**STATED EXERCISE 1:**
Decide whether each statement below agrees with the article on printing sweatshirts. Answer yes or no for each, and quote the words of the article that decide it.
(a) Ray Smith says sweatshirts are usually a 50/50 blend.
(b) A looser weave calls for a smaller deposit of ink.
(c) Grigar says thinner fabric is the more problematic kind to print on.
**STATED EXERCISE 2:** According to the article on printing sweatshirts, what is the name of the school where Douglas Grigar teaches his introductory screen-printing seminar?
**STATED EXERCISE 3:** Carry the article on printing sweatshirts forward from the point where it stops.

**EXTRACT TO READ:**
---
Pump your profit margin with . . . Printing Sweatshirts

If T-shirts are the cornerstone of a screen printer’s business, sweatshirts, then, must be the keystone. Douglas Grigar covers this topic in the introductory screen-printing seminar at his school—The Grendel—because this garment serves such a basic need for all customers of screen-printed apparel. But for their staple status, there is a lot more that goes into getting even the most basic design done right.

While certainly not the only option, screen printing still tends to be the lead horse when it comes down to the production wire. “Screen printing is the foundation of the apparel market. It’s the standard,” opines Andy Anderson of Nashville, Tenn.’s Anderson Studio. “The other methods are extras, but screen printing is always an option for clients.”

Multimedia designs involving tackle twill and embroidery or even heat-applied or direct-printed graphics can serve to enhance screen printed designs, but our sources agree that taking orders for sweats really comes down to how well you put ink to the screen. Here, we’ve gathered some tips and tricks from some of the industry’s all stars of the squeegee to make the casual sweatshirts that come out of your shop less shabby and more chic.

Construction considerations

What may seem like an obvious statement; the biggest factor in screen printing on sweatshirts successfully is the actual garment. It’s not as simple as it sounds, say our sources. They say that even within one manufacturer, the different grades of sweatshirts vary widely. It is imperative, then, to take into account the composition, surface weave, pile or thickness and style concessions of any given sweatshirt.

Ray Smith, D-Lab Screen Printing in Ball Ground, Ga., offers that sweatshirts are usually a 50/50 blend, and all blends require low bleed ink and open meshes. The production wheels are already turning with this one hint toward equipment adjustments, but more on that to come.

As for the surface of the garment, Grigar says to pay attention to how tight or loose the weave of the fabric. This factor will determine where the ink will sit on the sweatshirt. If a sweatshirt has a looser weave, there are more open spaces into which the ink can settle, which calls for a larger deposit of ink… which also could lead to the need for a flash station or at least the adjustment of cure temperatures.

Grigar goes on to explain that the thickness of the garment also has a role in what it is you can print on a sweatshirt. “The thicker, springier the fabric, the more problematic it will be,” he says. It’s harder to print in fine detail on thick fabrics because the off contact has to be adjusted accordingly.

Grigar points out that this is one of the biggest factors for what he calls the orange peel effect (think of what the surface of an orange looks like).

Finally, all of the details that contribute to the marketability of any given sweatshirt—zip fronts, hoods, strings, and so on—must equally be taken into account in terms of the design. A popular look at retail is hooded sweatshirts that are printed right across the zipper—a pre-manufacture screen print that your customers may well expect can be done.
---
**RECORDED INFORMATION:**

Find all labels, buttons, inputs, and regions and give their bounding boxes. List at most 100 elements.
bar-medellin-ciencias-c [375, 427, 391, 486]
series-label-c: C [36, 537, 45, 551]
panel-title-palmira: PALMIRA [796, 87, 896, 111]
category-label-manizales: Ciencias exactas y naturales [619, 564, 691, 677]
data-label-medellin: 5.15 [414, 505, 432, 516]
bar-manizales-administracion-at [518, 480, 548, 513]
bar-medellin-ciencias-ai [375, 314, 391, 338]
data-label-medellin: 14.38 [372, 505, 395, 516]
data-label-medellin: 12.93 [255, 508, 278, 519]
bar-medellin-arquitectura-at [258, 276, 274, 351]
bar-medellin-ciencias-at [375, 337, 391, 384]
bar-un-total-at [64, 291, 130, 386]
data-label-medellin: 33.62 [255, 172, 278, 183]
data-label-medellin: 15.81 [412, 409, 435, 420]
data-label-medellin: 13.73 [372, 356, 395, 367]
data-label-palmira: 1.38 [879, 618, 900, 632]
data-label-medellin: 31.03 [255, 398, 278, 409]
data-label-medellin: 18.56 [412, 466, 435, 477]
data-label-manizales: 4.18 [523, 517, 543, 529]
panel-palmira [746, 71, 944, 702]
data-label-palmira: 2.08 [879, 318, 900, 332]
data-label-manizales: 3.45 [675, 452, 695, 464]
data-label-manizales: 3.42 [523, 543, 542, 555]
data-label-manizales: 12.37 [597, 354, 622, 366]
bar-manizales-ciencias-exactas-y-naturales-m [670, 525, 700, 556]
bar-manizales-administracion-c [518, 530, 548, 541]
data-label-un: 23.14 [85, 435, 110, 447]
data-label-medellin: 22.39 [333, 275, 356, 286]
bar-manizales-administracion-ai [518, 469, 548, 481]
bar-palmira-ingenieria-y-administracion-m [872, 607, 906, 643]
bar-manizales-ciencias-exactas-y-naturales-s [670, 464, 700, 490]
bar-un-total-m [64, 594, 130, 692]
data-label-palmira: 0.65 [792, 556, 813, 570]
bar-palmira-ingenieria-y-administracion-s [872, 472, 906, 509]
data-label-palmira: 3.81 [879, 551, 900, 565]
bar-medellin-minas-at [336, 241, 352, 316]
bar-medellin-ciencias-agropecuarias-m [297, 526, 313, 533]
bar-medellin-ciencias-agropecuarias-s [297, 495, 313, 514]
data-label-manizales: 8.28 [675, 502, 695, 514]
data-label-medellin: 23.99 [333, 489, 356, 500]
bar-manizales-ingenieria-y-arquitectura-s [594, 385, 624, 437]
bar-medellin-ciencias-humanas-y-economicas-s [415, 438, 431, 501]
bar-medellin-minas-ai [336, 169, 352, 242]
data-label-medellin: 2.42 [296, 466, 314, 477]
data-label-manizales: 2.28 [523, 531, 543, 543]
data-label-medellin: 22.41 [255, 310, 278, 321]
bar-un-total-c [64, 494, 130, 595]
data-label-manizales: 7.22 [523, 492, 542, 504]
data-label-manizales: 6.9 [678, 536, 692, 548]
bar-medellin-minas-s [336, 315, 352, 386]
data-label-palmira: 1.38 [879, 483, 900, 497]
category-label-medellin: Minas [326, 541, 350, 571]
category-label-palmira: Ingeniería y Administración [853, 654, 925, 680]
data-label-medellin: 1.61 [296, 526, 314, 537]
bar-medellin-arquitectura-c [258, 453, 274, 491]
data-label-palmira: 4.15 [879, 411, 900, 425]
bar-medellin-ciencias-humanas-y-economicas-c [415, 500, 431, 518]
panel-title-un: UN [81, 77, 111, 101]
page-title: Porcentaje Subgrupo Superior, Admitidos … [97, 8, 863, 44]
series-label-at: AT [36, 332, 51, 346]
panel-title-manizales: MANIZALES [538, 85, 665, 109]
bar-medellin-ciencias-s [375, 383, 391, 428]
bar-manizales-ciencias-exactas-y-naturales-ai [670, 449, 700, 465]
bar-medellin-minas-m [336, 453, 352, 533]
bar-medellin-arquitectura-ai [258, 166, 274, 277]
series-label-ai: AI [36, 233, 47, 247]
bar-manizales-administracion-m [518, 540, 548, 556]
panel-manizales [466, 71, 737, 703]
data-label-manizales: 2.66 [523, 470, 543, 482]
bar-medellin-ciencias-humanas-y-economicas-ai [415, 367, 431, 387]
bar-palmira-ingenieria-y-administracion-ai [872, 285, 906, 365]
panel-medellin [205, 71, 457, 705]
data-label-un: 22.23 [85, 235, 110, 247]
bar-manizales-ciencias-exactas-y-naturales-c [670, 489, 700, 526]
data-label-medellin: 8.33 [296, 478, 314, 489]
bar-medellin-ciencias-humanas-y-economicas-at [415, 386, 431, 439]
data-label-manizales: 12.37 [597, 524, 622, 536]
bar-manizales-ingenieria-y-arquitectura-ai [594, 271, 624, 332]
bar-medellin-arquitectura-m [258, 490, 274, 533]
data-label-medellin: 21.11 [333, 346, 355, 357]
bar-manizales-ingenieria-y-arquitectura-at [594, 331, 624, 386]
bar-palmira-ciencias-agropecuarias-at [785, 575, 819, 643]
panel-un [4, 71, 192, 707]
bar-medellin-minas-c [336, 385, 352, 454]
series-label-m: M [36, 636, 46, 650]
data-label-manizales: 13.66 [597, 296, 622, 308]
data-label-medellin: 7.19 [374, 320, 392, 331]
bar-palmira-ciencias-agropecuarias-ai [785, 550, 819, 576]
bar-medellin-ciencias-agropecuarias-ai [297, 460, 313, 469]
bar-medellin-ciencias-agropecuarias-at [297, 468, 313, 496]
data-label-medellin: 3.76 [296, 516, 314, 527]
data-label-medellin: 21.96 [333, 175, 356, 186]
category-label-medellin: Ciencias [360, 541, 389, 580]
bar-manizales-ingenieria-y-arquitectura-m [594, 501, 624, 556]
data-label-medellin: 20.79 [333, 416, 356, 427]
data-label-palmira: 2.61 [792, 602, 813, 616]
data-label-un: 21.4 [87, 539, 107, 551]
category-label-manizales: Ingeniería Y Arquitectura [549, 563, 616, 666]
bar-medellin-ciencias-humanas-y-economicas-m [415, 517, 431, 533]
---
**EXERCISE OUTPUT 1:**
(a) Yes: "sweatshirts are usually a 50/50 blend"
(b) No: "which calls for a larger deposit of ink"
(c) No: "The thicker, springier the fabric, the more problematic it will be"

**EXERCISE OUTPUT 2:** The Grendel.

**EXERCISE OUTPUT 3:**
Grigar offers the tip to show your clients the stitching for the zipper that goes over the screen print to give them clues on how that was done and to get them back to post-production reality.  He says that while the customer may always be right, they aren’t always educated.

The biggest message that our sources stressed: printing samples can make a world of difference. Sample from a variety of manufacturers and wholesalers and note what design and adjustments work best for any given product. And there are a lot out there. When choosing a vendor, Anderson says, “It’s important to understand your clients and your vendors; what products your vendors can supply for your different types of clients and where they fall short. It’s how your vendors speak to your clients’ needs that matters.”

Plan for success

The logistics of printing sweatshirts are very different from any other typical (or atypical, for that matter) job. Anderson and Grigar both stress how much pre-print planning goes into a smooth order. “Sweatshirts take up way more floor space, the volume is higher, and they are more labor intensive. There are also issues with lint and more materials,” says Anderson.

Grigar agrees, describing an actual printing nightmare that could well have ended up on America’s Funniest Home Videos to illustrate how important it is to adjust your set up to avoid a huge mess. He paints a scene where this particular shop stored its open ink buckets being used for a particular job beneath the screen-printing press. Printing mostly T-shirts, it seems harmless enough, but add in some long sleeves and it’s a very different story. You can imagine what the walls, the equipment, the other garments, boxes, drying racks, coffee mugs, people—basically everything in your screen printing production circle—would look like thanks to a couple of sleeves picking up the ink from those buckets and swinging around to catch the next station on the press. Yikes. The moral of the story: think of everything before putting a job in action.

Grigar also says that tighter coordination between sales and art department will make a huge difference in how these projects flow in order to make sure you have all of the right materials for the job they’re selling.

For example, you’re always going to lower your mesh count in order to get a better hand, so you need to be sure to have those 160 and 140 mesh counts in the shop. And, according to Anderson, you’ll need to adjust your screen tensions, another labor and time factor. Other adjustments may include special ink additives, such as puff agents or stretch additives, and it may help to use a softer squeegee for better coverage.

In every conversation about sweatshirts, off-contact is brought up at least a half-dozen times. “The thicker the sweat,” says Smith, “the higher the off-contact needs to be.” Registration is also a huge issue with fleece. Both the off-contact and garment shifting are the culprits. No matter how much adhesive is used, Anderson tells us, there will come a point where the sweatshirts slip due to the lint build up on the platens.

What all of this points to is a more labor-intensive process. And that’s not a bad thing. The slower the production, Grigar reminds us, the higher the price of the item. If you don’t adjust your pricing model to reflect the time in planning, space and slower print speeds for sweatshirts—or any item for that matter—the margins simply won’t add up.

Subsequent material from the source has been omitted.